#### STATED TASK
With the pictures left out, write out exactly the lines from the one containing "Extract the structured" through the end.

Figure content listings:
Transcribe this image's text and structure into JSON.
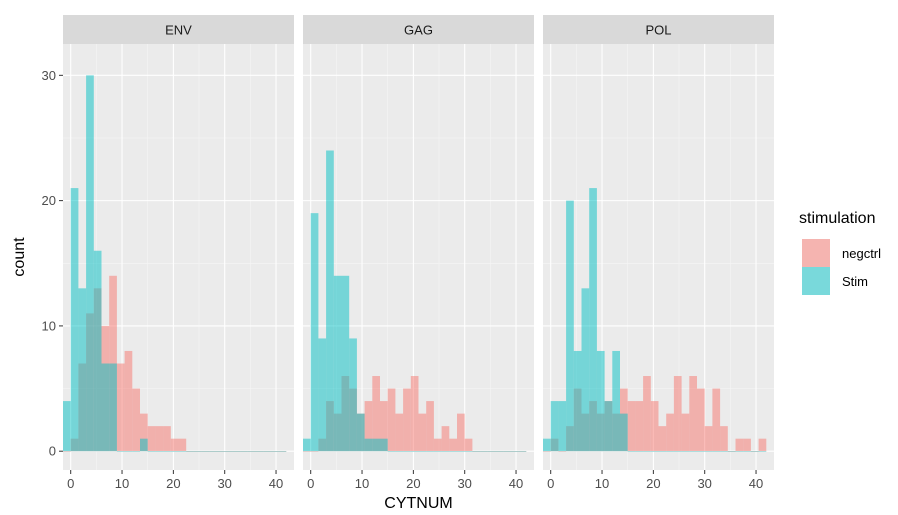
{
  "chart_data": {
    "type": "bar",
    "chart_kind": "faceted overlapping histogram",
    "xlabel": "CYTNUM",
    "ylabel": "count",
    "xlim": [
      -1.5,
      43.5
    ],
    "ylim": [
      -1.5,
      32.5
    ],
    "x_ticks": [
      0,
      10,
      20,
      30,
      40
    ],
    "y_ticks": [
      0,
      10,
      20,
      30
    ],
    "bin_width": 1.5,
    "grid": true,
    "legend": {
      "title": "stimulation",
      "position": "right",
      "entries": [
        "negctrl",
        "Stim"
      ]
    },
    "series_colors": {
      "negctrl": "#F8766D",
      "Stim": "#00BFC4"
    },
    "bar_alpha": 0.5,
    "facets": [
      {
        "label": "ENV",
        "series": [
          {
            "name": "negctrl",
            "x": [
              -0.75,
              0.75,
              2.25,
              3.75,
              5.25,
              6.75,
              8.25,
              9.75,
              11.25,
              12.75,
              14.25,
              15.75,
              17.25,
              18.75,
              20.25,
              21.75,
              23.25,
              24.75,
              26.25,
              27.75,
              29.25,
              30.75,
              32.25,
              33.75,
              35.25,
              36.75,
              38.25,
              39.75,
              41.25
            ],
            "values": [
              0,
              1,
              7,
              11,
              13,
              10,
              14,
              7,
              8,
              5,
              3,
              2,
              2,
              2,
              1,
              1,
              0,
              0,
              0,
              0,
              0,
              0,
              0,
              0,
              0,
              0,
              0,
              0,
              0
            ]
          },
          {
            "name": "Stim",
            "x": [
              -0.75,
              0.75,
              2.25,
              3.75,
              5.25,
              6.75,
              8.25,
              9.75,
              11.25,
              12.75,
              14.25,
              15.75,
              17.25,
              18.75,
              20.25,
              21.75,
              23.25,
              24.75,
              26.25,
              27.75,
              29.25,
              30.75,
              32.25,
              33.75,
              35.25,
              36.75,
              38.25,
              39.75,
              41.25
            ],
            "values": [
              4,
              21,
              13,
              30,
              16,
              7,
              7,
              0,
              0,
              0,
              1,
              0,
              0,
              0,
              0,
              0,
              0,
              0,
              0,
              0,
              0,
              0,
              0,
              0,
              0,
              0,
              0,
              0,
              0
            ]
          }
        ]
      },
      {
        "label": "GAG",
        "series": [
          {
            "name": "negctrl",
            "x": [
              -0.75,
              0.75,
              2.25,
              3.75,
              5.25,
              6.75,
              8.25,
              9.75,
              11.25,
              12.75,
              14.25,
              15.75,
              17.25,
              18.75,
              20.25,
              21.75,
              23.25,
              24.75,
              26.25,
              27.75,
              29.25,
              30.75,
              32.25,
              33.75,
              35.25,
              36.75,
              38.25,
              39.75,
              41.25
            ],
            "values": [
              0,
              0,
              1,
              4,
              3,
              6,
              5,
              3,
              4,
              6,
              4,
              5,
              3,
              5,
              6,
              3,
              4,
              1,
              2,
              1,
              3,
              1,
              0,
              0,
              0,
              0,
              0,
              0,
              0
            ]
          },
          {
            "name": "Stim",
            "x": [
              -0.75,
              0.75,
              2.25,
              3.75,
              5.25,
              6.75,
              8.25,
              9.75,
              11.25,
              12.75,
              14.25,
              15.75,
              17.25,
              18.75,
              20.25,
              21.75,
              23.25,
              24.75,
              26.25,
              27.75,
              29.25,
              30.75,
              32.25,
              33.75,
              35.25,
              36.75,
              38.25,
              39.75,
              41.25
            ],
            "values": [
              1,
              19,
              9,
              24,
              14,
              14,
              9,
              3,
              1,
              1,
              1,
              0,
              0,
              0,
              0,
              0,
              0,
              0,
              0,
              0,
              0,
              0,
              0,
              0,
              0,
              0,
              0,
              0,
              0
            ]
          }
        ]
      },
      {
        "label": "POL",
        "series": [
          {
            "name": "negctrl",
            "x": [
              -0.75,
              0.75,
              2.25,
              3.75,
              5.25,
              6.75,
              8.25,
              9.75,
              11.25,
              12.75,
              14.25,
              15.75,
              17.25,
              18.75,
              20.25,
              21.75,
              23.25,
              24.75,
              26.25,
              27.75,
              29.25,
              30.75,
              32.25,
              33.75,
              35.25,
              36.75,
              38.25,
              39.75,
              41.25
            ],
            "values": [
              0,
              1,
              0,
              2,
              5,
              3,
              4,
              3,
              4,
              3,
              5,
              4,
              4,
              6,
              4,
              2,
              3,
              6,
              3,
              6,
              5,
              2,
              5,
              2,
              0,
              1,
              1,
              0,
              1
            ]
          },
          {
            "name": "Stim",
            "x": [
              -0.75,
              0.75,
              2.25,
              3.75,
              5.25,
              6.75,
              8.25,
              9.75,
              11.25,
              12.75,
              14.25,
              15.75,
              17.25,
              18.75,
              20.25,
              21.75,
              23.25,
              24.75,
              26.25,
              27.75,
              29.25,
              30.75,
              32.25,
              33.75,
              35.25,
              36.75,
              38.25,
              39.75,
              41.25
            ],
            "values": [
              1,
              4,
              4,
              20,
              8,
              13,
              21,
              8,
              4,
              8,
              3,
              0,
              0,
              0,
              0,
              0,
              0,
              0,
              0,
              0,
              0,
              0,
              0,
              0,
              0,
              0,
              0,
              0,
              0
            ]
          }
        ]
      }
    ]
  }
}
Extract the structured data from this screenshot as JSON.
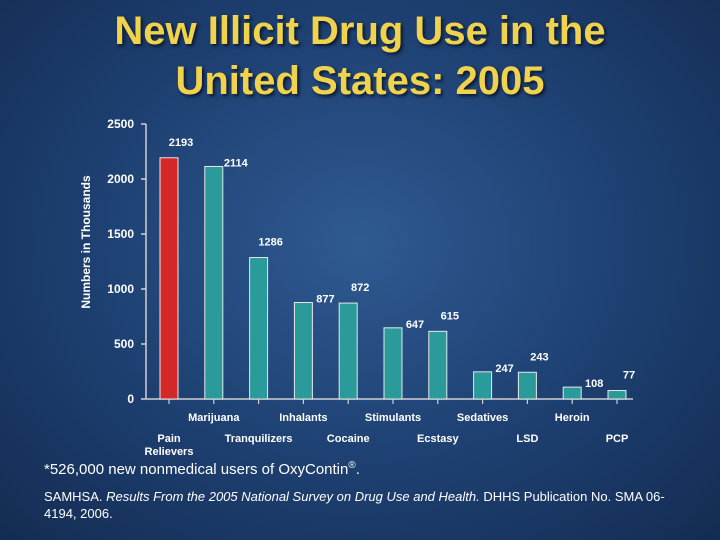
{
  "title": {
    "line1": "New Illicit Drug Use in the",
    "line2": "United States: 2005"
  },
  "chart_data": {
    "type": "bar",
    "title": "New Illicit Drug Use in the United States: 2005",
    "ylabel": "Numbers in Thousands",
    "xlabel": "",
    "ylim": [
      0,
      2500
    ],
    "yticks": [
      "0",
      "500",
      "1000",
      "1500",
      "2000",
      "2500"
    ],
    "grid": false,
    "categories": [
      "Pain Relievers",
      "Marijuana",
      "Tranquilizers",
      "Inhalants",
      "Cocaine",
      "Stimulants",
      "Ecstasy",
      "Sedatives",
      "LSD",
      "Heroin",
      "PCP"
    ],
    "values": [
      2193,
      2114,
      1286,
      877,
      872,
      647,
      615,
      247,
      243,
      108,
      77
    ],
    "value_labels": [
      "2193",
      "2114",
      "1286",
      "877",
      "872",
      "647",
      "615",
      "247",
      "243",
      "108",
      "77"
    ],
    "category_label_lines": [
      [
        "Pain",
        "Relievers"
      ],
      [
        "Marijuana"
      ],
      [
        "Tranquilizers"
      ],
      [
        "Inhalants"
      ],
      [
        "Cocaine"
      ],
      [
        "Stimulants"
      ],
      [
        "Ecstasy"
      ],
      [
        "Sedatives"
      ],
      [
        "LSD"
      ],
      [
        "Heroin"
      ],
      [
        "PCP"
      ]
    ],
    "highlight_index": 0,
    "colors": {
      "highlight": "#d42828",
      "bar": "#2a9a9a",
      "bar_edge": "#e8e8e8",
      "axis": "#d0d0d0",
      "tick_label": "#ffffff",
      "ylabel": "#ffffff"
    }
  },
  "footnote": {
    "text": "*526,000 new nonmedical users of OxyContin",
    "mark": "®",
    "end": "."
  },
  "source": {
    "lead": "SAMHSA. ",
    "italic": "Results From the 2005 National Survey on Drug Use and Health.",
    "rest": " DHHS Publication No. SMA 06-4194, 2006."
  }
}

#### RESULT FOR THIS TASK
Extract the structured data from this screenshot as JSON.
{
  "title": {
    "line1": "New Illicit Drug Use in the",
    "line2": "United States: 2005"
  },
  "chart_data": {
    "type": "bar",
    "title": "New Illicit Drug Use in the United States: 2005",
    "ylabel": "Numbers in Thousands",
    "xlabel": "",
    "ylim": [
      0,
      2500
    ],
    "yticks": [
      "0",
      "500",
      "1000",
      "1500",
      "2000",
      "2500"
    ],
    "grid": false,
    "categories": [
      "Pain Relievers",
      "Marijuana",
      "Tranquilizers",
      "Inhalants",
      "Cocaine",
      "Stimulants",
      "Ecstasy",
      "Sedatives",
      "LSD",
      "Heroin",
      "PCP"
    ],
    "values": [
      2193,
      2114,
      1286,
      877,
      872,
      647,
      615,
      247,
      243,
      108,
      77
    ],
    "value_labels": [
      "2193",
      "2114",
      "1286",
      "877",
      "872",
      "647",
      "615",
      "247",
      "243",
      "108",
      "77"
    ],
    "category_label_lines": [
      [
        "Pain",
        "Relievers"
      ],
      [
        "Marijuana"
      ],
      [
        "Tranquilizers"
      ],
      [
        "Inhalants"
      ],
      [
        "Cocaine"
      ],
      [
        "Stimulants"
      ],
      [
        "Ecstasy"
      ],
      [
        "Sedatives"
      ],
      [
        "LSD"
      ],
      [
        "Heroin"
      ],
      [
        "PCP"
      ]
    ],
    "highlight_index": 0,
    "colors": {
      "highlight": "#d42828",
      "bar": "#2a9a9a",
      "bar_edge": "#e8e8e8",
      "axis": "#d0d0d0",
      "tick_label": "#ffffff",
      "ylabel": "#ffffff"
    }
  },
  "footnote": {
    "text": "*526,000 new nonmedical users of OxyContin",
    "mark": "®",
    "end": "."
  },
  "source": {
    "lead": "SAMHSA. ",
    "italic": "Results From the 2005 National Survey on Drug Use and Health.",
    "rest": " DHHS Publication No. SMA 06-4194, 2006."
  }
}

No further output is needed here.